**Exercise**
The answer is every line of the records that holds the word "Mean", copied in full.

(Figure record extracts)
##############################
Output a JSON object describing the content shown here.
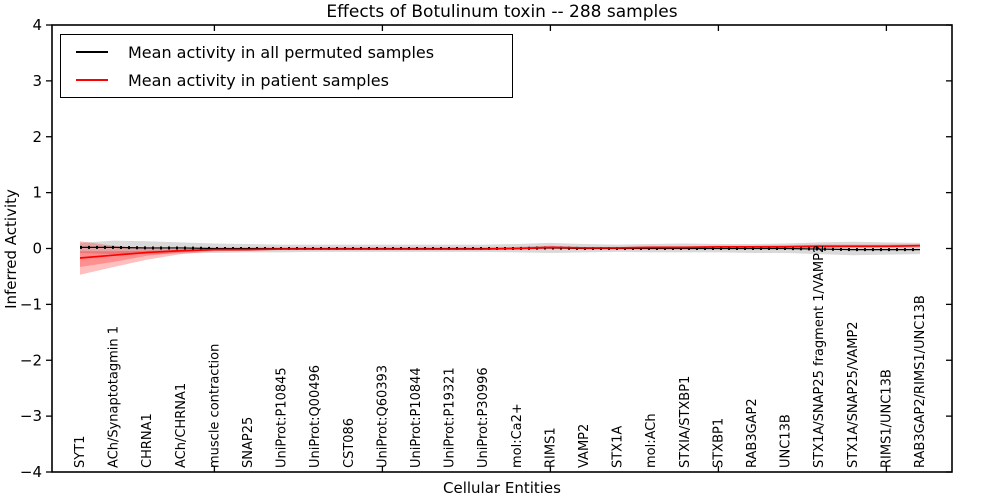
{
  "chart_data": {
    "type": "line",
    "title": "Effects of Botulinum toxin -- 288 samples",
    "xlabel": "Cellular Entities",
    "ylabel": "Inferred Activity",
    "ylim": [
      -4,
      4
    ],
    "grid": false,
    "yticks": [
      "−4",
      "−3",
      "−2",
      "−1",
      "0",
      "1",
      "2",
      "3",
      "4"
    ],
    "ytick_values": [
      -4,
      -3,
      -2,
      -1,
      0,
      1,
      2,
      3,
      4
    ],
    "categories": [
      "SYT1",
      "ACh/Synaptotagmin 1",
      "CHRNA1",
      "ACh/CHRNA1",
      "muscle contraction",
      "SNAP25",
      "UniProt:P10845",
      "UniProt:Q00496",
      "CST086",
      "UniProt:Q60393",
      "UniProt:P10844",
      "UniProt:P19321",
      "UniProt:P30996",
      "mol:Ca2+",
      "RIMS1",
      "VAMP2",
      "STX1A",
      "mol:ACh",
      "STXIA/STXBP1",
      "STXBP1",
      "RAB3GAP2",
      "UNC13B",
      "STX1A/SNAP25 fragment 1/VAMP2",
      "STX1A/SNAP25/VAMP2",
      "RIMS1/UNC13B",
      "RAB3GAP2/RIMS1/UNC13B"
    ],
    "xtick_category_indices": [
      4,
      9,
      14,
      19,
      24
    ],
    "series": [
      {
        "name": "Mean activity in all permuted samples",
        "color": "#000000",
        "marker": "dense-dash",
        "values": [
          0.02,
          0.02,
          0.01,
          0.01,
          0.0,
          0.0,
          0.0,
          0.0,
          0.0,
          0.0,
          0.0,
          0.0,
          0.0,
          0.0,
          0.01,
          0.0,
          0.0,
          0.0,
          0.0,
          0.0,
          0.0,
          0.0,
          -0.01,
          -0.02,
          -0.02,
          -0.02
        ],
        "band": {
          "upper": [
            0.1,
            0.14,
            0.13,
            0.11,
            0.09,
            0.08,
            0.07,
            0.07,
            0.07,
            0.07,
            0.07,
            0.07,
            0.07,
            0.08,
            0.1,
            0.08,
            0.07,
            0.08,
            0.09,
            0.08,
            0.08,
            0.09,
            0.11,
            0.12,
            0.11,
            0.1
          ],
          "lower": [
            -0.08,
            -0.1,
            -0.1,
            -0.09,
            -0.08,
            -0.07,
            -0.07,
            -0.06,
            -0.06,
            -0.06,
            -0.06,
            -0.06,
            -0.06,
            -0.07,
            -0.08,
            -0.07,
            -0.06,
            -0.07,
            -0.07,
            -0.07,
            -0.08,
            -0.08,
            -0.1,
            -0.12,
            -0.11,
            -0.1
          ],
          "color": "#aaaaaa",
          "opacity": 0.45
        }
      },
      {
        "name": "Mean activity in patient samples",
        "color": "#ff0000",
        "marker": "none",
        "values": [
          -0.17,
          -0.12,
          -0.07,
          -0.04,
          -0.02,
          -0.02,
          -0.01,
          -0.01,
          -0.01,
          -0.01,
          -0.01,
          -0.01,
          -0.01,
          0.0,
          0.02,
          0.01,
          0.01,
          0.02,
          0.02,
          0.03,
          0.03,
          0.03,
          0.04,
          0.04,
          0.04,
          0.05
        ],
        "band": {
          "upper": [
            0.13,
            0.05,
            0.0,
            -0.01,
            0.0,
            0.0,
            0.01,
            0.01,
            0.01,
            0.01,
            0.01,
            0.01,
            0.01,
            0.03,
            0.05,
            0.03,
            0.03,
            0.04,
            0.04,
            0.05,
            0.05,
            0.06,
            0.07,
            0.07,
            0.07,
            0.08
          ],
          "lower": [
            -0.47,
            -0.33,
            -0.2,
            -0.1,
            -0.05,
            -0.04,
            -0.03,
            -0.03,
            -0.03,
            -0.03,
            -0.03,
            -0.03,
            -0.03,
            -0.02,
            -0.01,
            -0.01,
            -0.01,
            0.0,
            0.0,
            0.01,
            0.01,
            0.01,
            0.01,
            0.02,
            0.02,
            0.02
          ],
          "color": "#ff0000",
          "opacity": 0.25
        },
        "band_inner": {
          "upper": [
            -0.05,
            -0.05,
            -0.04,
            -0.02,
            -0.01,
            -0.01,
            0.0,
            0.0,
            0.0,
            0.0,
            0.0,
            0.0,
            0.0,
            0.01,
            0.03,
            0.02,
            0.02,
            0.03,
            0.03,
            0.04,
            0.04,
            0.04,
            0.05,
            0.05,
            0.05,
            0.06
          ],
          "lower": [
            -0.33,
            -0.24,
            -0.13,
            -0.07,
            -0.03,
            -0.03,
            -0.02,
            -0.02,
            -0.02,
            -0.02,
            -0.02,
            -0.02,
            -0.02,
            -0.01,
            0.0,
            0.0,
            0.0,
            0.01,
            0.01,
            0.02,
            0.02,
            0.02,
            0.03,
            0.03,
            0.03,
            0.04
          ],
          "color": "#ff0000",
          "opacity": 0.25
        }
      }
    ],
    "legend": {
      "position": "upper left",
      "entries": [
        {
          "label": "Mean activity in all permuted samples",
          "color": "#000000"
        },
        {
          "label": "Mean activity in patient samples",
          "color": "#ff0000"
        }
      ]
    },
    "frame_color": "#000000",
    "background_color": "#ffffff"
  }
}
##############################
**Solution for this task**
        "name": "Mean activity in all permuted samples",
        "name": "Mean activity in patient samples",
          "label": "Mean activity in all permuted samples",
          "label": "Mean activity in patient samples",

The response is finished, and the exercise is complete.